Exercise brief: Count the lines in the items below that contain the string "errorbar", treating uppercase and lowercase letters as different. Reply with the number alone.

Listed entries:
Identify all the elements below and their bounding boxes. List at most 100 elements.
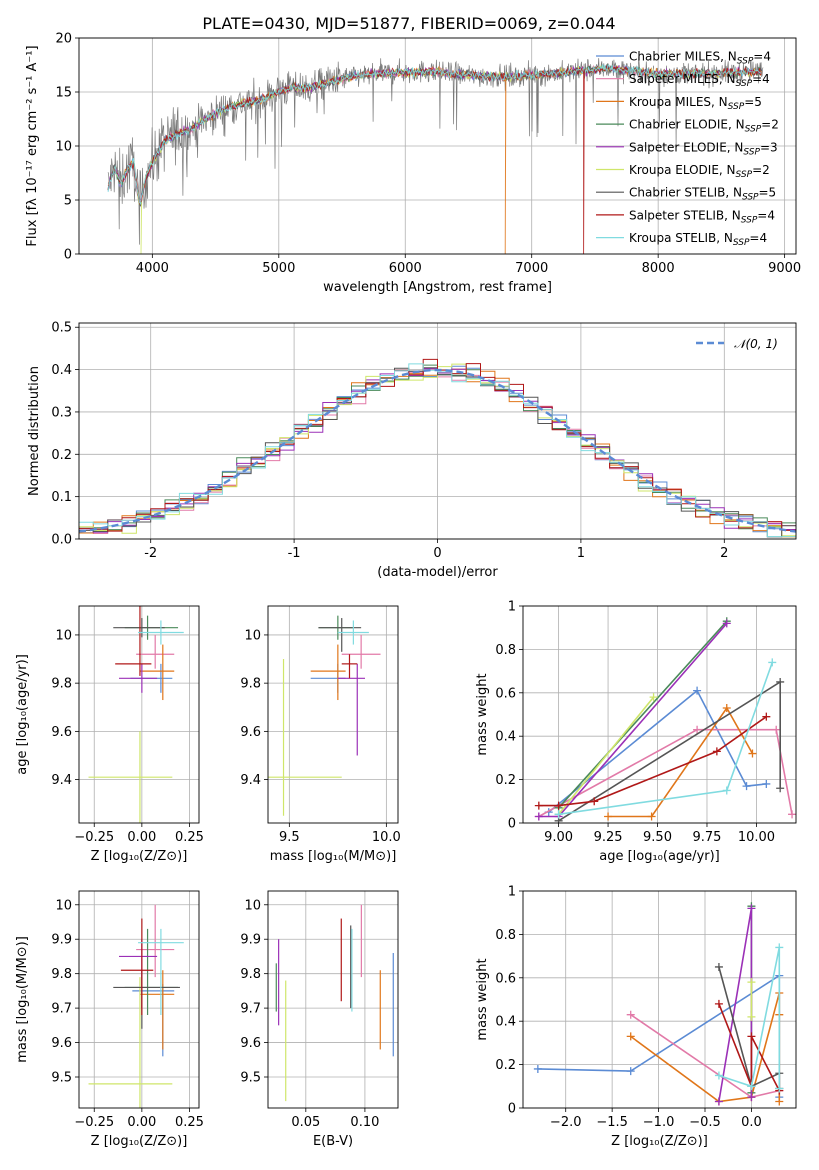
x-axis-label: E(B-V) (313, 1134, 353, 1149)
weight-marker (554, 801, 563, 810)
axes-frame (78, 322, 797, 540)
x-tick-label: 0.00 (127, 1115, 156, 1130)
legend-entry: Chabrier ELODIE, NSSP=2 (629, 118, 779, 135)
x-tick-label: 0.00 (127, 830, 156, 845)
plot-area (268, 615, 381, 816)
y-tick-label: 0.4 (495, 1015, 516, 1030)
grid-lines (523, 605, 796, 824)
errorbar-salpeter-stelib (341, 654, 358, 679)
model-line-chabrier-miles (107, 64, 763, 206)
errorbar-salpeter-elodie (337, 663, 366, 756)
legend-name: Chabrier ELODIE, N (629, 118, 745, 132)
y-tick-label: 0.4 (495, 730, 516, 745)
errorbar-salpeter-miles (136, 634, 175, 669)
weight-marker (768, 658, 777, 667)
legend-eq: =5 (759, 186, 777, 200)
x-tick-label: -1 (288, 546, 301, 561)
legend-entry: 𝒩(0, 1) (734, 337, 778, 351)
y-tick-label: 0.1 (51, 490, 72, 505)
x-axis-label: Z [log₁₀(Z/Z⊙)] (611, 1134, 708, 1149)
x-tick-label: −0.25 (74, 830, 114, 845)
y-tick-label: 15 (55, 86, 72, 101)
errorbar-kroupa-stelib (337, 620, 369, 645)
tick-labels: -2 -1 0 1 2 0.0 0.1 0.2 0.3 0.4 0.5 (51, 321, 728, 561)
x-tick-label: 0.25 (175, 830, 204, 845)
y-axis-label: Flux [fλ 10⁻¹⁷ erg cm⁻² s⁻¹ A⁻¹] (25, 45, 40, 246)
legend-eq: =5 (744, 95, 762, 109)
x-axis-label: Z [log₁₀(Z/Z⊙)] (91, 1134, 188, 1149)
weight-marker (747, 904, 756, 913)
legend-sub: SSP (728, 102, 745, 112)
y-tick-label: 0.2 (51, 448, 72, 463)
weight-marker (649, 693, 658, 702)
plot-area (79, 358, 796, 538)
x-tick-label: 0.25 (175, 1115, 204, 1130)
axes-frame (78, 37, 797, 255)
y-tick-label: 9.8 (240, 967, 261, 982)
y-tick-label: 0.6 (495, 686, 516, 701)
weight-line (538, 728, 793, 818)
weight-line (608, 706, 754, 818)
weight-marker (604, 812, 613, 821)
y-tick-label: 0.8 (495, 643, 516, 658)
y-tick-label: 9.8 (51, 677, 72, 692)
chart-spectrum: 4000 5000 6000 7000 8000 9000 0 5 10 15 20 waveleng… (25, 14, 801, 295)
axes-frame (78, 605, 200, 824)
errorbar-salpeter-miles (136, 904, 175, 978)
axes-frame (522, 890, 797, 1109)
weight-marker (748, 749, 757, 758)
weight-marker (693, 686, 702, 695)
x-tick-label: 0.0 (741, 1115, 762, 1130)
tick-labels: −0.25 0.00 0.25 9.4 9.6 9.8 10 (51, 628, 204, 845)
legend-sub: SSP (736, 79, 753, 89)
grid-lines (79, 606, 199, 823)
errorbar-chabrier-stelib (318, 618, 362, 652)
y-tick-label: 9.4 (240, 773, 261, 788)
y-tick-label: 9.6 (51, 1036, 72, 1051)
grid-lines (268, 891, 398, 1108)
weight-marker (714, 962, 723, 971)
tick-labels: 0.05 0.10 9.5 9.6 9.7 9.8 9.9 10 (240, 898, 379, 1130)
y-tick-label: 10 (244, 898, 261, 913)
errorbar-salpeter-stelib (115, 606, 152, 676)
weight-marker (762, 779, 771, 788)
y-tick-label: 20 (55, 32, 72, 47)
errorbar-salpeter-stelib (120, 918, 154, 1015)
plot-area (107, 56, 764, 254)
y-axis-label: Normed distribution (27, 366, 42, 496)
weight-series-kroupa-stelib (554, 658, 777, 819)
y-axis-label: age [log₁₀(age/yr)] (15, 654, 30, 775)
x-tick-label: −1.0 (643, 1115, 675, 1130)
x-axis-label: Z [log₁₀(Z/Z⊙)] (91, 849, 188, 864)
axes-frame (267, 605, 399, 824)
errorbar-kroupa-elodie (268, 659, 342, 816)
legend-sub: SSP (745, 125, 762, 135)
tick-labels: 4000 5000 6000 7000 8000 9000 0 5 10 15 20 (55, 32, 801, 277)
grid-lines (268, 606, 398, 823)
x-tick-label: 10.00 (738, 830, 775, 845)
x-tick-label: −0.25 (74, 1115, 114, 1130)
weight-marker (762, 712, 771, 721)
x-tick-label: 6000 (389, 261, 422, 276)
weight-marker (747, 1012, 756, 1021)
legend-eq: =4 (757, 208, 775, 222)
weight-series-chabrier-stelib (554, 677, 785, 823)
weight-marker (626, 1010, 635, 1019)
errorbar-kroupa-miles (139, 970, 175, 1050)
x-tick-label: 9000 (768, 261, 801, 276)
legend-entry: Salpeter MILES, NSSP=4 (629, 72, 770, 89)
weight-marker (554, 810, 563, 819)
y-tick-label: 10 (55, 898, 72, 913)
y-tick-label: 9.7 (240, 1002, 261, 1017)
weight-line (558, 680, 781, 822)
weight-marker (714, 1097, 723, 1106)
weight-series-kroupa-elodie (747, 978, 756, 1021)
y-tick-label: 10 (55, 628, 72, 643)
weight-marker (772, 725, 781, 734)
x-tick-label: 8000 (642, 261, 675, 276)
x-tick-label: 9.75 (693, 830, 722, 845)
y-tick-label: 0 (508, 817, 516, 832)
legend-name: Salpeter MILES, N (629, 72, 736, 86)
legend-sub: SSP (743, 147, 760, 157)
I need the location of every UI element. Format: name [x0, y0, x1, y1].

Final result: 10